● **Source records**:
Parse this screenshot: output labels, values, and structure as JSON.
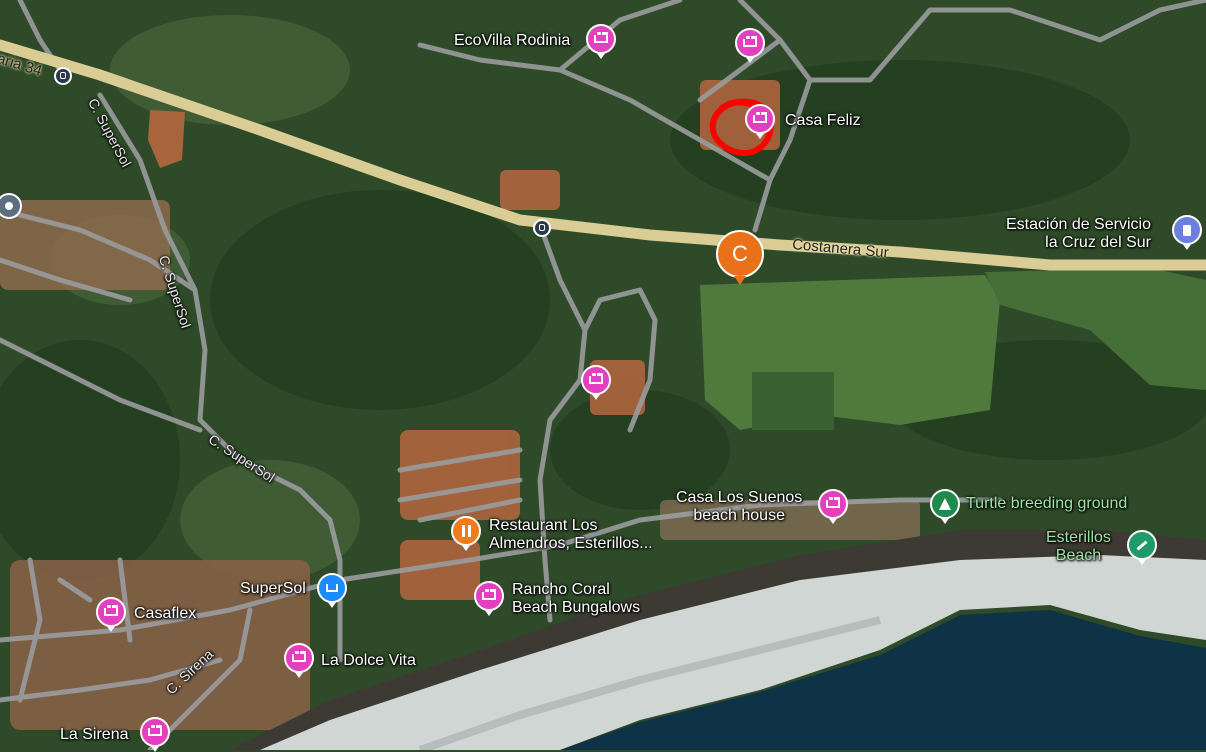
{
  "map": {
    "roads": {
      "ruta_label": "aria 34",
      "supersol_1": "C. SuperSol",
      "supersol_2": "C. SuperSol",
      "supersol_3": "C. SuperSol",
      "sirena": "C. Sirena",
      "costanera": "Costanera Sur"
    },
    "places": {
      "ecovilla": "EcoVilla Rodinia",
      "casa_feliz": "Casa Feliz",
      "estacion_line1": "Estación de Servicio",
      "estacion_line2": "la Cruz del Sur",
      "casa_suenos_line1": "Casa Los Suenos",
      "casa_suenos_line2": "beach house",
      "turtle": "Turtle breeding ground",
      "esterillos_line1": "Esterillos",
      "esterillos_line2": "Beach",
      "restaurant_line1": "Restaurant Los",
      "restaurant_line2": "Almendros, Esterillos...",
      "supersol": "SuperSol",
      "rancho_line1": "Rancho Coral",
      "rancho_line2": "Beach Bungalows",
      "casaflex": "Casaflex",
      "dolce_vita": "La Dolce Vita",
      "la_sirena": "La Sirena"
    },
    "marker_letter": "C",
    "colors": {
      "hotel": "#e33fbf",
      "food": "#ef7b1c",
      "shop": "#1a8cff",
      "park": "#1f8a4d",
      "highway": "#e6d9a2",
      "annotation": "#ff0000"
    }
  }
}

--

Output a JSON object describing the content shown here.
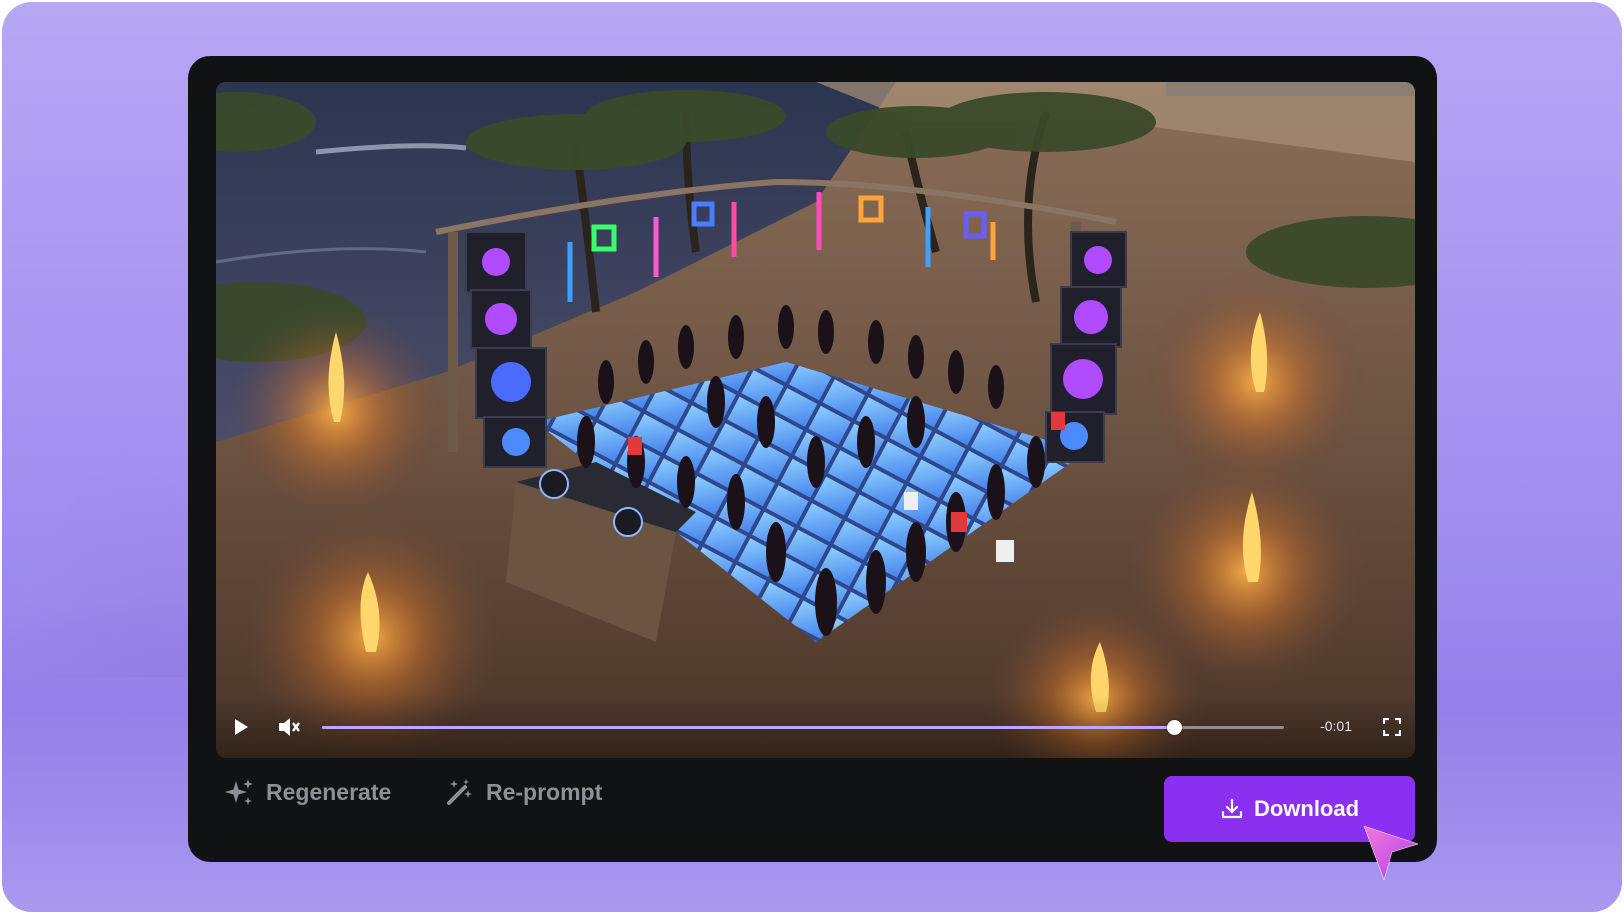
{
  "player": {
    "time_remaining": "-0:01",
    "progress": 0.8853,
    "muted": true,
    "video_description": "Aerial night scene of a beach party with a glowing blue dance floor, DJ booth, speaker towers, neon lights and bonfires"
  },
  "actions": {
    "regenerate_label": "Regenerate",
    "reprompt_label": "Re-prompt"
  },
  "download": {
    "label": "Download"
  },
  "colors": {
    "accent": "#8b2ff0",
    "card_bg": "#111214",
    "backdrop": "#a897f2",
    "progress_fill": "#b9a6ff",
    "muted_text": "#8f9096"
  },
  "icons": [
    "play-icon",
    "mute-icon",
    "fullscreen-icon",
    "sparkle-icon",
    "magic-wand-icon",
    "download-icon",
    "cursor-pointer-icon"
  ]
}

● **Task prompt**: Show the lines of the records that include the string "SuperSol".

● **Exercise response**:
      "supersol_1": "C. SuperSol",
      "supersol_2": "C. SuperSol",
      "supersol_3": "C. SuperSol",
      "supersol": "SuperSol",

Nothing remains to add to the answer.